[Dataset rows about figures]

>>>>>

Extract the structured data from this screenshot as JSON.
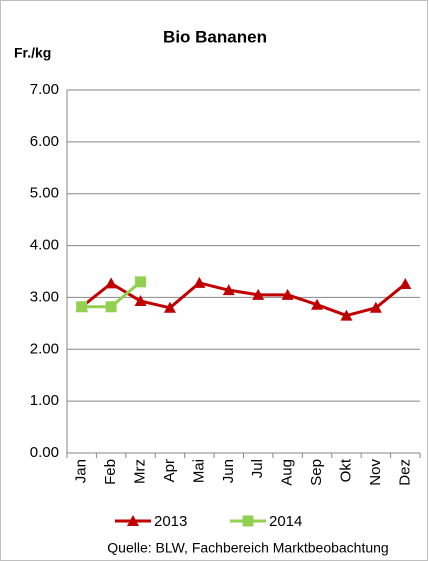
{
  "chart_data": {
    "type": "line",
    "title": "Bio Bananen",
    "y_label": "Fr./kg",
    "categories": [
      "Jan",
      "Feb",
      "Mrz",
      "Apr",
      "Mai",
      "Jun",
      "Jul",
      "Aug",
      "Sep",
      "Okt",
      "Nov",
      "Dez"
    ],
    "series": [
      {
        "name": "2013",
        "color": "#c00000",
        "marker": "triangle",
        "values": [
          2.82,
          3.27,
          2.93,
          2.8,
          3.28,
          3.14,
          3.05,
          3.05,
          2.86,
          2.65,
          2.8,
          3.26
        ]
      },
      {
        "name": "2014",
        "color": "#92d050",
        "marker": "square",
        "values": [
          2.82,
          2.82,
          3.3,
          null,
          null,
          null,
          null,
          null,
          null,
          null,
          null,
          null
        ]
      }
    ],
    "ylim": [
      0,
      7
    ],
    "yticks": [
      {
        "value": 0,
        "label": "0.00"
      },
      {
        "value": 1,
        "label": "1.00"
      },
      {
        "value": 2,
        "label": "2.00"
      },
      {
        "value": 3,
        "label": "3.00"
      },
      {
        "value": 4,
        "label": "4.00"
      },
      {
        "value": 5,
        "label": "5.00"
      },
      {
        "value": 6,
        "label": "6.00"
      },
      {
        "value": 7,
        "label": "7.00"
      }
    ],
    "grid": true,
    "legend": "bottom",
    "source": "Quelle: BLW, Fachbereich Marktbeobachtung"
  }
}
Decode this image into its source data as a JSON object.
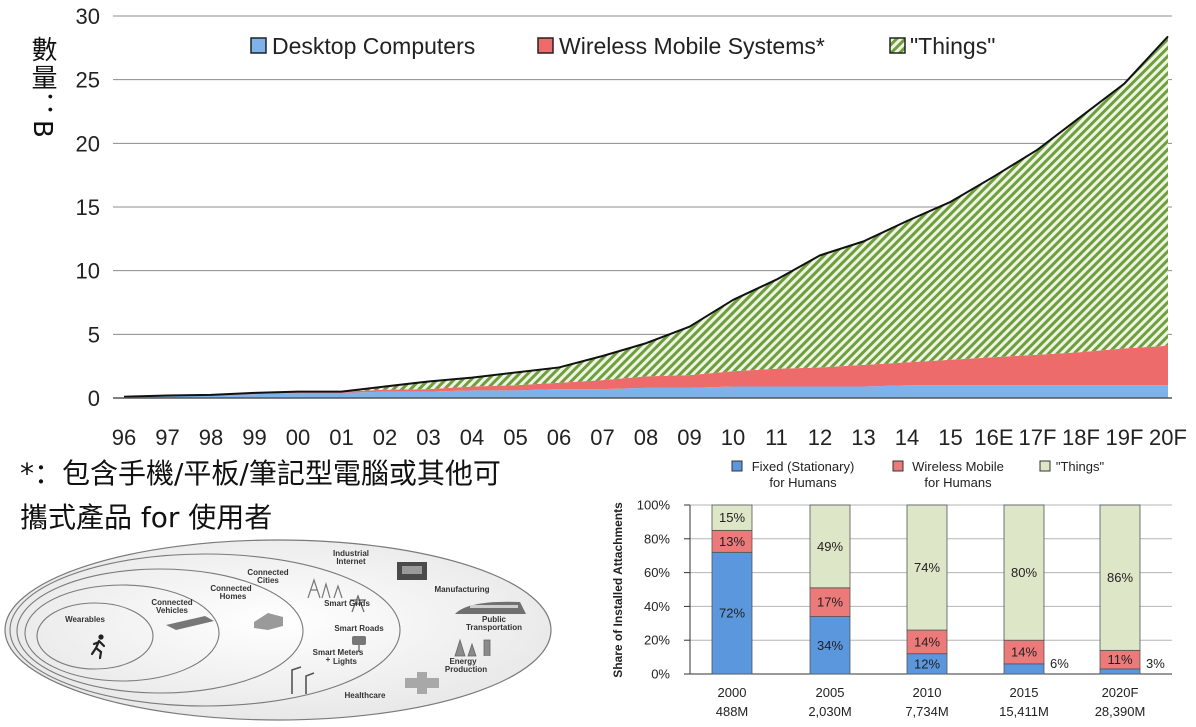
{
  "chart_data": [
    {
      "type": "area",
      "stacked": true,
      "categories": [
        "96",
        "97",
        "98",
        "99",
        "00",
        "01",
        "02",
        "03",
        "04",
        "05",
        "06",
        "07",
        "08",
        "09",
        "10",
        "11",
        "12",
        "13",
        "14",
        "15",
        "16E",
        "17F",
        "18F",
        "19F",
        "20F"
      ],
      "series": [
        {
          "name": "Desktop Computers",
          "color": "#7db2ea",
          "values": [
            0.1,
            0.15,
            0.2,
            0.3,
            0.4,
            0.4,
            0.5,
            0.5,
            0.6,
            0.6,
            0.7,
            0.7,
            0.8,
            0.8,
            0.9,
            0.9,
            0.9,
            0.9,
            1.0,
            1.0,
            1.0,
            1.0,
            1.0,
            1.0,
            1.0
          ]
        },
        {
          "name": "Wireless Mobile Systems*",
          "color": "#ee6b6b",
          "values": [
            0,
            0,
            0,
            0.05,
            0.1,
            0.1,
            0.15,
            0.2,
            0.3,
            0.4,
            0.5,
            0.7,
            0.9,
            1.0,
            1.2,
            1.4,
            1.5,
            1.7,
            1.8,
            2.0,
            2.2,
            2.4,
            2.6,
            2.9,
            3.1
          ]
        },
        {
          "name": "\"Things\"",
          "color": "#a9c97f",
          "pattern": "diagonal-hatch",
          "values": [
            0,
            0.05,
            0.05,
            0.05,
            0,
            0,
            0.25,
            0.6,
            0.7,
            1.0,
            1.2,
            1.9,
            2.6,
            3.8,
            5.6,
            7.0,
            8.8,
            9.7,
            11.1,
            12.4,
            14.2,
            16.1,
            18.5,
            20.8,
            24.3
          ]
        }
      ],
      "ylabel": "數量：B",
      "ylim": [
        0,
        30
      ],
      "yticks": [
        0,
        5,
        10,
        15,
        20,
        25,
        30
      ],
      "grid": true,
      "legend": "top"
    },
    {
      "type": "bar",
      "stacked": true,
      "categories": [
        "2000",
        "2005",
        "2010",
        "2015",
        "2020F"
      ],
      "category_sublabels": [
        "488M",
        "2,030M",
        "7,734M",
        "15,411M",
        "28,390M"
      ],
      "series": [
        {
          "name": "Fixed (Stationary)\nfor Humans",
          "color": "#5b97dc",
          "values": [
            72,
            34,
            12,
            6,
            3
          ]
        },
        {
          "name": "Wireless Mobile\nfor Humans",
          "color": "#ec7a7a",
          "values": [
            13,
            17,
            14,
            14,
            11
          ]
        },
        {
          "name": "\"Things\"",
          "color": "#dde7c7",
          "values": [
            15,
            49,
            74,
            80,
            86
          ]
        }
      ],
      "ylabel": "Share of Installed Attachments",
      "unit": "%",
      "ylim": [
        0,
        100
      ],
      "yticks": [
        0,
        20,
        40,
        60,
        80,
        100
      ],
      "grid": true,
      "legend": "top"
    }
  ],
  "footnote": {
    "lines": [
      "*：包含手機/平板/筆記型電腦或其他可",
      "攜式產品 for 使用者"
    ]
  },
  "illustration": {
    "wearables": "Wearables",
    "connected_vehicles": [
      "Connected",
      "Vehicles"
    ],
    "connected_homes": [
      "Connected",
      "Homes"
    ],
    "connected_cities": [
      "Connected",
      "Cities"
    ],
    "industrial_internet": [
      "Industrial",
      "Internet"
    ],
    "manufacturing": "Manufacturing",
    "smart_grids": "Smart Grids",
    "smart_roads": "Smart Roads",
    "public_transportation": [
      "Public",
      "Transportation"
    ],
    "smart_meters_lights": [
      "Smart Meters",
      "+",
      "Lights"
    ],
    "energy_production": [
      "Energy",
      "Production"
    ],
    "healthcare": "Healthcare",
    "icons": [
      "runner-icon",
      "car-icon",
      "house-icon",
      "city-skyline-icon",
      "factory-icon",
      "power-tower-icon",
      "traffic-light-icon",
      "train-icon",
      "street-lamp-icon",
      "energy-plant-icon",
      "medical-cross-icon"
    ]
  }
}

<<<<<

| Stated task |
Leave out every picture and copy the rest of the records exactly.

| Response to this task |
Extract the structured data from this screenshot as JSON.
{
  "chart_data": {
    "type": "line",
    "title": "Bio Bananen",
    "y_label": "Fr./kg",
    "categories": [
      "Jan",
      "Feb",
      "Mrz",
      "Apr",
      "Mai",
      "Jun",
      "Jul",
      "Aug",
      "Sep",
      "Okt",
      "Nov",
      "Dez"
    ],
    "series": [
      {
        "name": "2013",
        "color": "#c00000",
        "marker": "triangle",
        "values": [
          2.82,
          3.27,
          2.93,
          2.8,
          3.28,
          3.14,
          3.05,
          3.05,
          2.86,
          2.65,
          2.8,
          3.26
        ]
      },
      {
        "name": "2014",
        "color": "#92d050",
        "marker": "square",
        "values": [
          2.82,
          2.82,
          3.3,
          null,
          null,
          null,
          null,
          null,
          null,
          null,
          null,
          null
        ]
      }
    ],
    "ylim": [
      0,
      7
    ],
    "yticks": [
      {
        "value": 0,
        "label": "0.00"
      },
      {
        "value": 1,
        "label": "1.00"
      },
      {
        "value": 2,
        "label": "2.00"
      },
      {
        "value": 3,
        "label": "3.00"
      },
      {
        "value": 4,
        "label": "4.00"
      },
      {
        "value": 5,
        "label": "5.00"
      },
      {
        "value": 6,
        "label": "6.00"
      },
      {
        "value": 7,
        "label": "7.00"
      }
    ],
    "grid": true,
    "legend": "bottom",
    "source": "Quelle: BLW, Fachbereich Marktbeobachtung"
  }
}
Decode this image into its source data as a JSON object.
{
  "chart_data": [
    {
      "type": "area",
      "stacked": true,
      "categories": [
        "96",
        "97",
        "98",
        "99",
        "00",
        "01",
        "02",
        "03",
        "04",
        "05",
        "06",
        "07",
        "08",
        "09",
        "10",
        "11",
        "12",
        "13",
        "14",
        "15",
        "16E",
        "17F",
        "18F",
        "19F",
        "20F"
      ],
      "series": [
        {
          "name": "Desktop Computers",
          "color": "#7db2ea",
          "values": [
            0.1,
            0.15,
            0.2,
            0.3,
            0.4,
            0.4,
            0.5,
            0.5,
            0.6,
            0.6,
            0.7,
            0.7,
            0.8,
            0.8,
            0.9,
            0.9,
            0.9,
            0.9,
            1.0,
            1.0,
            1.0,
            1.0,
            1.0,
            1.0,
            1.0
          ]
        },
        {
          "name": "Wireless Mobile Systems*",
          "color": "#ee6b6b",
          "values": [
            0,
            0,
            0,
            0.05,
            0.1,
            0.1,
            0.15,
            0.2,
            0.3,
            0.4,
            0.5,
            0.7,
            0.9,
            1.0,
            1.2,
            1.4,
            1.5,
            1.7,
            1.8,
            2.0,
            2.2,
            2.4,
            2.6,
            2.9,
            3.1
          ]
        },
        {
          "name": "\"Things\"",
          "color": "#a9c97f",
          "pattern": "diagonal-hatch",
          "values": [
            0,
            0.05,
            0.05,
            0.05,
            0,
            0,
            0.25,
            0.6,
            0.7,
            1.0,
            1.2,
            1.9,
            2.6,
            3.8,
            5.6,
            7.0,
            8.8,
            9.7,
            11.1,
            12.4,
            14.2,
            16.1,
            18.5,
            20.8,
            24.3
          ]
        }
      ],
      "ylabel": "數量：B",
      "ylim": [
        0,
        30
      ],
      "yticks": [
        0,
        5,
        10,
        15,
        20,
        25,
        30
      ],
      "grid": true,
      "legend": "top"
    },
    {
      "type": "bar",
      "stacked": true,
      "categories": [
        "2000",
        "2005",
        "2010",
        "2015",
        "2020F"
      ],
      "category_sublabels": [
        "488M",
        "2,030M",
        "7,734M",
        "15,411M",
        "28,390M"
      ],
      "series": [
        {
          "name": "Fixed (Stationary)\nfor Humans",
          "color": "#5b97dc",
          "values": [
            72,
            34,
            12,
            6,
            3
          ]
        },
        {
          "name": "Wireless Mobile\nfor Humans",
          "color": "#ec7a7a",
          "values": [
            13,
            17,
            14,
            14,
            11
          ]
        },
        {
          "name": "\"Things\"",
          "color": "#dde7c7",
          "values": [
            15,
            49,
            74,
            80,
            86
          ]
        }
      ],
      "ylabel": "Share of Installed Attachments",
      "unit": "%",
      "ylim": [
        0,
        100
      ],
      "yticks": [
        0,
        20,
        40,
        60,
        80,
        100
      ],
      "grid": true,
      "legend": "top"
    }
  ],
  "footnote": {
    "lines": [
      "*：包含手機/平板/筆記型電腦或其他可",
      "攜式產品 for 使用者"
    ]
  },
  "illustration": {
    "wearables": "Wearables",
    "connected_vehicles": [
      "Connected",
      "Vehicles"
    ],
    "connected_homes": [
      "Connected",
      "Homes"
    ],
    "connected_cities": [
      "Connected",
      "Cities"
    ],
    "industrial_internet": [
      "Industrial",
      "Internet"
    ],
    "manufacturing": "Manufacturing",
    "smart_grids": "Smart Grids",
    "smart_roads": "Smart Roads",
    "public_transportation": [
      "Public",
      "Transportation"
    ],
    "smart_meters_lights": [
      "Smart Meters",
      "+",
      "Lights"
    ],
    "energy_production": [
      "Energy",
      "Production"
    ],
    "healthcare": "Healthcare",
    "icons": [
      "runner-icon",
      "car-icon",
      "house-icon",
      "city-skyline-icon",
      "factory-icon",
      "power-tower-icon",
      "traffic-light-icon",
      "train-icon",
      "street-lamp-icon",
      "energy-plant-icon",
      "medical-cross-icon"
    ]
  }
}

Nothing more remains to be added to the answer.